Layout region records:
┏━━
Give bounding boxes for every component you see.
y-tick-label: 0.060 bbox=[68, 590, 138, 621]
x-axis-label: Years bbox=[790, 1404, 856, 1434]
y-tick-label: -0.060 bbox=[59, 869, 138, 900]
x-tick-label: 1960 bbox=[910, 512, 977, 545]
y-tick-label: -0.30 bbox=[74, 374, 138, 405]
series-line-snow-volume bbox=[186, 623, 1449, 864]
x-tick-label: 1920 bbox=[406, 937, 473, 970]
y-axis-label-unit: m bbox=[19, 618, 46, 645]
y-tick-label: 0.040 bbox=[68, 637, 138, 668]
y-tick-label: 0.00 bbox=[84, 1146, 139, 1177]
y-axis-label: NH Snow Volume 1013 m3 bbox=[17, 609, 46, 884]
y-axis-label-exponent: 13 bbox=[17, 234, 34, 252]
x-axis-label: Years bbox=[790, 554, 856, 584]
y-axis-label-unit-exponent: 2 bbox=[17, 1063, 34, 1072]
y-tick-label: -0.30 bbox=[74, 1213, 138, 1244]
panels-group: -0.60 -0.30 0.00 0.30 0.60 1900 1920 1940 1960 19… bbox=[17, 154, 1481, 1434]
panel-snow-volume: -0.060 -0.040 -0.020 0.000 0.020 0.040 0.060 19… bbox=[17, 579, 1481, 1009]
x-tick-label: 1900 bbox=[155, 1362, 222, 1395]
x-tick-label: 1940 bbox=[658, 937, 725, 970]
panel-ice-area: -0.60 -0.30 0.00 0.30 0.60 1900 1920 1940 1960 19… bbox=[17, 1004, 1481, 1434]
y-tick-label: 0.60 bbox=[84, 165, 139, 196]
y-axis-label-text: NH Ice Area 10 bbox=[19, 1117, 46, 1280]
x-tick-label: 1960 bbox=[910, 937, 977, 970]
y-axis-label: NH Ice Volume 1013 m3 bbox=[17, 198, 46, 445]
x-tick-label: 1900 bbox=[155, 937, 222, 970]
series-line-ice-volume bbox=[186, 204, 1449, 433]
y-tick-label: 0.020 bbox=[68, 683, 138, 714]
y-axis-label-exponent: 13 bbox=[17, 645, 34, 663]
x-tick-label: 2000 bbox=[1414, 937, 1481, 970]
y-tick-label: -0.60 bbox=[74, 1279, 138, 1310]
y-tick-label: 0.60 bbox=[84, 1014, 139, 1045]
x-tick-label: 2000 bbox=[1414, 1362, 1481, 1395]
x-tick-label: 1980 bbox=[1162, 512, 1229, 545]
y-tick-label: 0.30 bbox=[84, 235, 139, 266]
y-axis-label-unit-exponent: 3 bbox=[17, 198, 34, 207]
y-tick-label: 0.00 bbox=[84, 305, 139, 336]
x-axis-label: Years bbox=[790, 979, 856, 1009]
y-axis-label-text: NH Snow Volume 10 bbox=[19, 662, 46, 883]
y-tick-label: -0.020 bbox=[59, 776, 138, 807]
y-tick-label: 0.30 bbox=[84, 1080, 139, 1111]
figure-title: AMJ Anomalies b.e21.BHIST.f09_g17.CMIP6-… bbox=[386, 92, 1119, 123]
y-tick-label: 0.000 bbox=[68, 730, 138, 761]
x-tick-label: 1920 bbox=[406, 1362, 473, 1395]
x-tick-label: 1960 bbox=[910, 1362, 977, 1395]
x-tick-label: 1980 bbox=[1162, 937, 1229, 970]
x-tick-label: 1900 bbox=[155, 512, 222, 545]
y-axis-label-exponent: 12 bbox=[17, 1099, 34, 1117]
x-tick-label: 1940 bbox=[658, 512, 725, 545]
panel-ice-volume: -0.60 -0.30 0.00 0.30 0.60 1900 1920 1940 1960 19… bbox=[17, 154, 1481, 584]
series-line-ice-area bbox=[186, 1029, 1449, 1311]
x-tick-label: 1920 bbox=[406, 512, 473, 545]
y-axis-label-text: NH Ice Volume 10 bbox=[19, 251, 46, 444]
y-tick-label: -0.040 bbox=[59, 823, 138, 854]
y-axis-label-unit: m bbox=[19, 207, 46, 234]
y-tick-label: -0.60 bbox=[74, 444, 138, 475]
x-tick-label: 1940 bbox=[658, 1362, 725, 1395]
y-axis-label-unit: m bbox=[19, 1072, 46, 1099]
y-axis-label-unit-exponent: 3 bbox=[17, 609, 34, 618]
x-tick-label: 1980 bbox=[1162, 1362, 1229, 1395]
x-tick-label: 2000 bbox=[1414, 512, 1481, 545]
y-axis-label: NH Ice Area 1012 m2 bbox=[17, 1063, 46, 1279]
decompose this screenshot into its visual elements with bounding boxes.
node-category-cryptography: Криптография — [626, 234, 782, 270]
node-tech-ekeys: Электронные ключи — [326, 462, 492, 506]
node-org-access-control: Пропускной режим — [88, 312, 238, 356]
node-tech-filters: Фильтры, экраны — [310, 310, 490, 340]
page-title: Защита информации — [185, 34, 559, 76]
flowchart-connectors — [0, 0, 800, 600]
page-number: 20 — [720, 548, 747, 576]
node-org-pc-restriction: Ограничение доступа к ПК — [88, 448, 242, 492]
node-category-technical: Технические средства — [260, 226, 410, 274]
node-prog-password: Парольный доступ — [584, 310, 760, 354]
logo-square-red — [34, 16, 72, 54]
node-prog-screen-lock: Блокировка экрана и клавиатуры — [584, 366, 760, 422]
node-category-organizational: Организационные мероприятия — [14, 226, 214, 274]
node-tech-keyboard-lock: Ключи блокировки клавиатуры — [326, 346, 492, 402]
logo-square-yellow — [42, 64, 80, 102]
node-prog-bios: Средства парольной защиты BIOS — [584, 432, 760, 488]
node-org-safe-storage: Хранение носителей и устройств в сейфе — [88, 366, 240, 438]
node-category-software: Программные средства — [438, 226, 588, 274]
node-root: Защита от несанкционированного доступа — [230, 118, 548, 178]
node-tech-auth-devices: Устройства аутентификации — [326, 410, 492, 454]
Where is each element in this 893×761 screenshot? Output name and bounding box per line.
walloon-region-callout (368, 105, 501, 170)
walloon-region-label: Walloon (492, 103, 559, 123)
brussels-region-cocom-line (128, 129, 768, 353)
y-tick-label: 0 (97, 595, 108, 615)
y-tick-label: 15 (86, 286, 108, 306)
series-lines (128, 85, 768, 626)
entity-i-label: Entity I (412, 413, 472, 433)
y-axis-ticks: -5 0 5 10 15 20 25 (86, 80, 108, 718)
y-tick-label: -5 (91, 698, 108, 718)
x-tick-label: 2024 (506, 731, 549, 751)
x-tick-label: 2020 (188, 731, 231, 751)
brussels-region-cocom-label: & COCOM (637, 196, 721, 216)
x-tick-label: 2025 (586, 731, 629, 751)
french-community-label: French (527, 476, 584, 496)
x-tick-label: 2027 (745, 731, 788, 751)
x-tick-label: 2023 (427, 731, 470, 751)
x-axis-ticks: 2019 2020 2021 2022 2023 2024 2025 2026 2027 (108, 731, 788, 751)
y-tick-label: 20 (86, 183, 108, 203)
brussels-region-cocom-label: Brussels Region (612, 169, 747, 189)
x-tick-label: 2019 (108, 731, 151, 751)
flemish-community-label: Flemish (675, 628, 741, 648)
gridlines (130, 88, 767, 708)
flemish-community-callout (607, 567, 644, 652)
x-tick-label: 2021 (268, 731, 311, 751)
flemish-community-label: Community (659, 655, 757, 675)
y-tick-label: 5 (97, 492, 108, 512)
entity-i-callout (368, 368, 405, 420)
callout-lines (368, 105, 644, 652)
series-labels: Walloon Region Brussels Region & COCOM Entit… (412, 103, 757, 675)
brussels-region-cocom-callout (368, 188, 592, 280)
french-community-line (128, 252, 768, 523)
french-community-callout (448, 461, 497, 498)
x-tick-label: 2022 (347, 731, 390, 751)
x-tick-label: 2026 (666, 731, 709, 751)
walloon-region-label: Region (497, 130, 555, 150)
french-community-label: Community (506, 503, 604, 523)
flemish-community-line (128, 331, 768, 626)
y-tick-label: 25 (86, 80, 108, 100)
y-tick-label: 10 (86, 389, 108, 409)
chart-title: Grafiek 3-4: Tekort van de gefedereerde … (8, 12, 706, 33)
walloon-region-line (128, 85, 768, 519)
┗━━
§ STATED TASK: In the lines from the start of the records through the line containing "series-line-ice-volume bbox=[186, 204, 1449, 433]", substitute "Year" for "Years" and reproduce those lines with no other change.

§ ANSWER TO THE EXERCISE:
Give bounding boxes for every component you see.
y-tick-label: 0.060 bbox=[68, 590, 138, 621]
x-axis-label: Year bbox=[790, 1404, 856, 1434]
y-tick-label: -0.060 bbox=[59, 869, 138, 900]
x-tick-label: 1960 bbox=[910, 512, 977, 545]
y-tick-label: -0.30 bbox=[74, 374, 138, 405]
series-line-snow-volume bbox=[186, 623, 1449, 864]
x-tick-label: 1920 bbox=[406, 937, 473, 970]
y-axis-label-unit: m bbox=[19, 618, 46, 645]
y-tick-label: 0.040 bbox=[68, 637, 138, 668]
y-tick-label: 0.00 bbox=[84, 1146, 139, 1177]
y-axis-label: NH Snow Volume 1013 m3 bbox=[17, 609, 46, 884]
y-axis-label-exponent: 13 bbox=[17, 234, 34, 252]
x-axis-label: Year bbox=[790, 554, 856, 584]
y-axis-label-unit-exponent: 2 bbox=[17, 1063, 34, 1072]
y-tick-label: -0.30 bbox=[74, 1213, 138, 1244]
panels-group: -0.60 -0.30 0.00 0.30 0.60 1900 1920 1940 1960 19… bbox=[17, 154, 1481, 1434]
panel-snow-volume: -0.060 -0.040 -0.020 0.000 0.020 0.040 0.060 19… bbox=[17, 579, 1481, 1009]
x-tick-label: 1900 bbox=[155, 1362, 222, 1395]
x-tick-label: 1940 bbox=[658, 937, 725, 970]
panel-ice-area: -0.60 -0.30 0.00 0.30 0.60 1900 1920 1940 1960 19… bbox=[17, 1004, 1481, 1434]
y-tick-label: 0.60 bbox=[84, 165, 139, 196]
y-axis-label-text: NH Ice Area 10 bbox=[19, 1117, 46, 1280]
x-tick-label: 1960 bbox=[910, 937, 977, 970]
y-axis-label: NH Ice Volume 1013 m3 bbox=[17, 198, 46, 445]
x-tick-label: 1900 bbox=[155, 937, 222, 970]
series-line-ice-volume bbox=[186, 204, 1449, 433]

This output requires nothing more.